=== PROVIDED INFORMATION ===
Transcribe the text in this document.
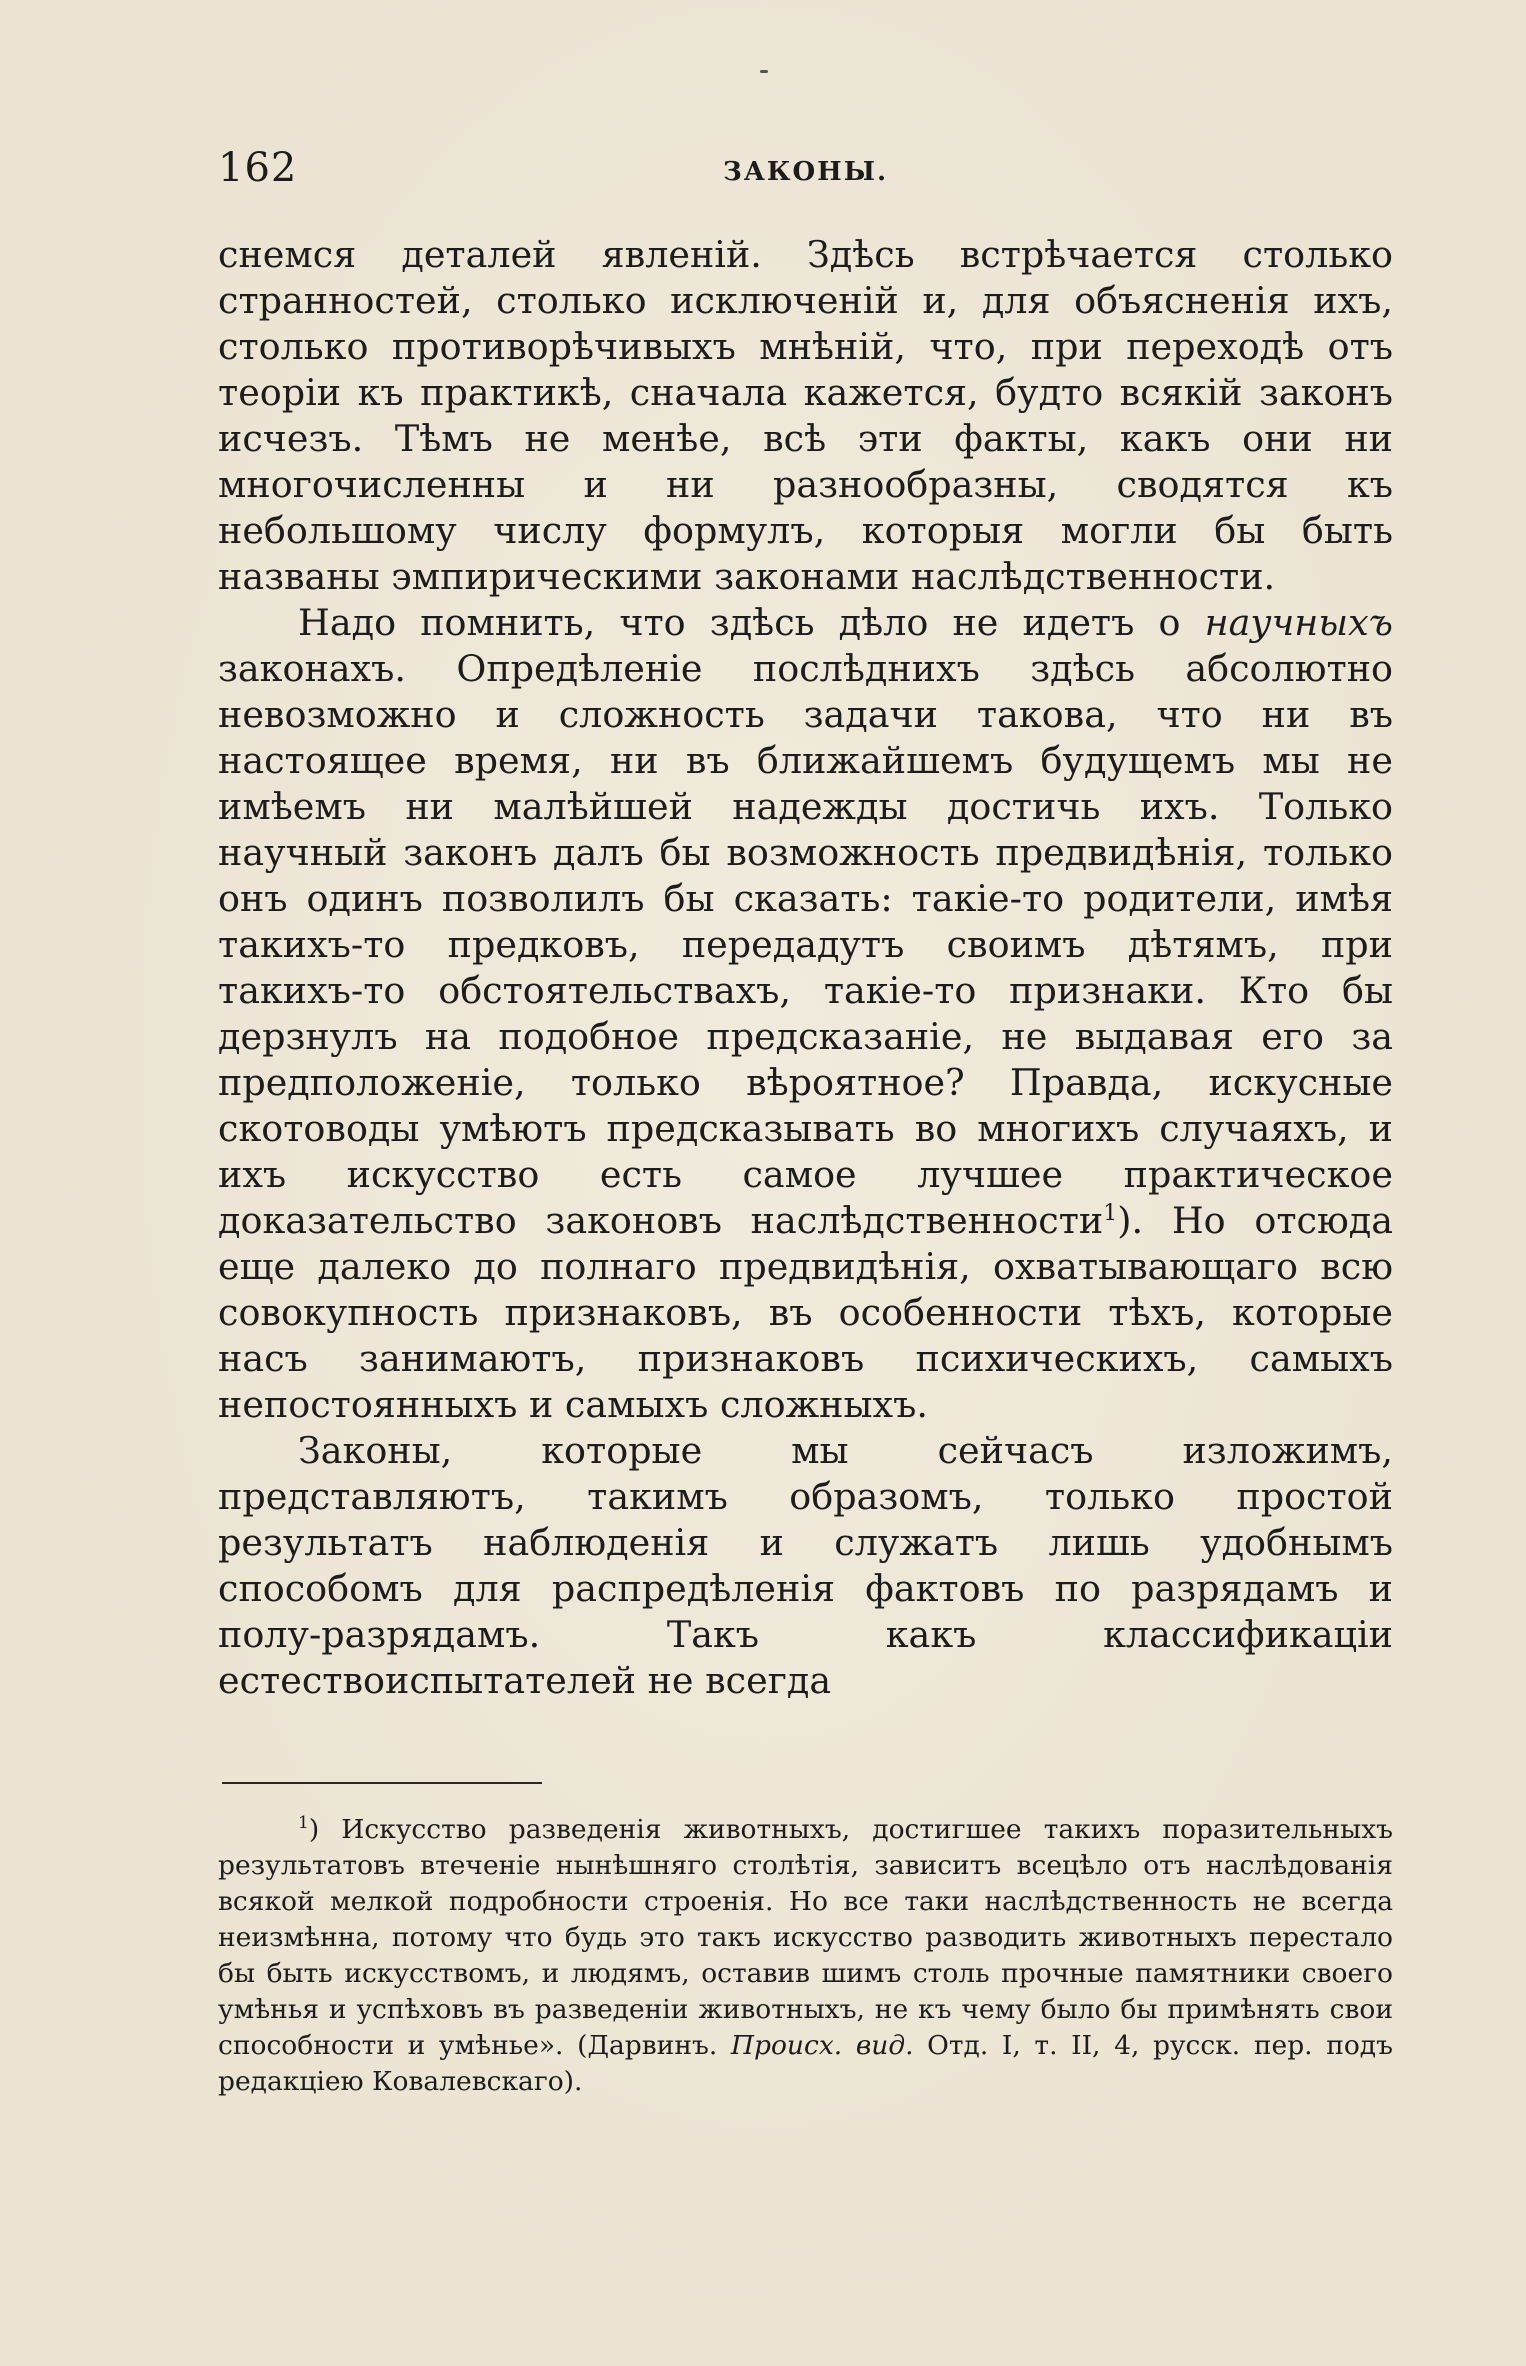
162	ЗАКОНЫ.

снемся деталей явленій. Здѣсь встрѣчается столько странностей, столько исключеній и, для объясненія ихъ, столько противорѣчивыхъ мнѣній, что, при переходѣ отъ теоріи къ практикѣ, сначала кажется, будто всякій законъ исчезъ. Тѣмъ не менѣе, всѣ эти факты, какъ они ни многочисленны и ни разнообразны, сводятся къ небольшому числу формулъ, которыя могли бы быть названы эмпирическими законами наслѣдственности.

Надо помнить, что здѣсь дѣло не идетъ о научныхъ законахъ. Опредѣленіе послѣднихъ здѣсь абсолютно невозможно и сложность задачи такова, что ни въ настоящее время, ни въ ближайшемъ будущемъ мы не имѣемъ ни малѣйшей надежды достичь ихъ. Только научный законъ далъ бы возможность предвидѣнія, только онъ одинъ позволилъ бы сказать: такіе-то родители, имѣя такихъ-то предковъ, передадутъ своимъ дѣтямъ, при такихъ-то обстоятельствахъ, такіе-то признаки. Кто бы дерзнулъ на подобное предсказаніе, не выдавая его за предположеніе, только вѣроятное? Правда, искусные скотоводы умѣютъ предсказывать во многихъ случаяхъ, и ихъ искусство есть самое лучшее практическое доказательство законовъ наслѣдственности$^1$). Но отсюда еще далеко до полнаго предвидѣнія, охватывающаго всю совокупность признаковъ, въ особенности тѣхъ, которые насъ занимаютъ, признаковъ психическихъ, самыхъ непостоянныхъ и самыхъ сложныхъ.

Законы, которые мы сейчасъ изложимъ, представляютъ, такимъ образомъ, только простой результатъ наблюденія и служатъ лишь удобнымъ способомъ для распредѣленія фактовъ по разрядамъ и полу-разрядамъ. Такъ какъ классификаціи естествоиспытателей не всегда

$^1$) Искусство разведенія животныхъ, достигшее такихъ поразительныхъ результатовъ втеченіе нынѣшняго столѣтія, зависитъ всецѣло отъ наслѣдованія всякой мелкой подробности строенія. Но все таки наслѣдственность не всегда неизмѣнна, потому что будь это такъ искусство разводить животныхъ перестало бы быть искусствомъ, и людямъ, оставив шимъ столь прочные памятники своего умѣнья и успѣховъ въ разведеніи животныхъ, не къ чему было бы примѣнять свои способности и умѣнье». (Дарвинъ. Происх. вид. Отд. I, т. II, 4, русск. пер. подъ редакціею Ковалевскаго).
===
Print the whole listing above once more, word for word, without its pictures.

Transcribe the text in this document.
162	ЗАКОНЫ.

снемся деталей явленій. Здѣсь встрѣчается столько странностей, столько исключеній и, для объясненія ихъ, столько противорѣчивыхъ мнѣній, что, при переходѣ отъ теоріи къ практикѣ, сначала кажется, будто всякій законъ исчезъ. Тѣмъ не менѣе, всѣ эти факты, какъ они ни многочисленны и ни разнообразны, сводятся къ небольшому числу формулъ, которыя могли бы быть названы эмпирическими законами наслѣдственности.

Надо помнить, что здѣсь дѣло не идетъ о научныхъ законахъ. Опредѣленіе послѣднихъ здѣсь абсолютно невозможно и сложность задачи такова, что ни въ настоящее время, ни въ ближайшемъ будущемъ мы не имѣемъ ни малѣйшей надежды достичь ихъ. Только научный законъ далъ бы возможность предвидѣнія, только онъ одинъ позволилъ бы сказать: такіе-то родители, имѣя такихъ-то предковъ, передадутъ своимъ дѣтямъ, при такихъ-то обстоятельствахъ, такіе-то признаки. Кто бы дерзнулъ на подобное предсказаніе, не выдавая его за предположеніе, только вѣроятное? Правда, искусные скотоводы умѣютъ предсказывать во многихъ случаяхъ, и ихъ искусство есть самое лучшее практическое доказательство законовъ наслѣдственности$^1$). Но отсюда еще далеко до полнаго предвидѣнія, охватывающаго всю совокупность признаковъ, въ особенности тѣхъ, которые насъ занимаютъ, признаковъ психическихъ, самыхъ непостоянныхъ и самыхъ сложныхъ.

Законы, которые мы сейчасъ изложимъ, представляютъ, такимъ образомъ, только простой результатъ наблюденія и служатъ лишь удобнымъ способомъ для распредѣленія фактовъ по разрядамъ и полу-разрядамъ. Такъ какъ классификаціи естествоиспытателей не всегда

$^1$) Искусство разведенія животныхъ, достигшее такихъ поразительныхъ результатовъ втеченіе нынѣшняго столѣтія, зависитъ всецѣло отъ наслѣдованія всякой мелкой подробности строенія. Но все таки наслѣдственность не всегда неизмѣнна, потому что будь это такъ искусство разводить животныхъ перестало бы быть искусствомъ, и людямъ, оставив шимъ столь прочные памятники своего умѣнья и успѣховъ въ разведеніи животныхъ, не къ чему было бы примѣнять свои способности и умѣнье». (Дарвинъ. Происх. вид. Отд. I, т. II, 4, русск. пер. подъ редакціею Ковалевскаго).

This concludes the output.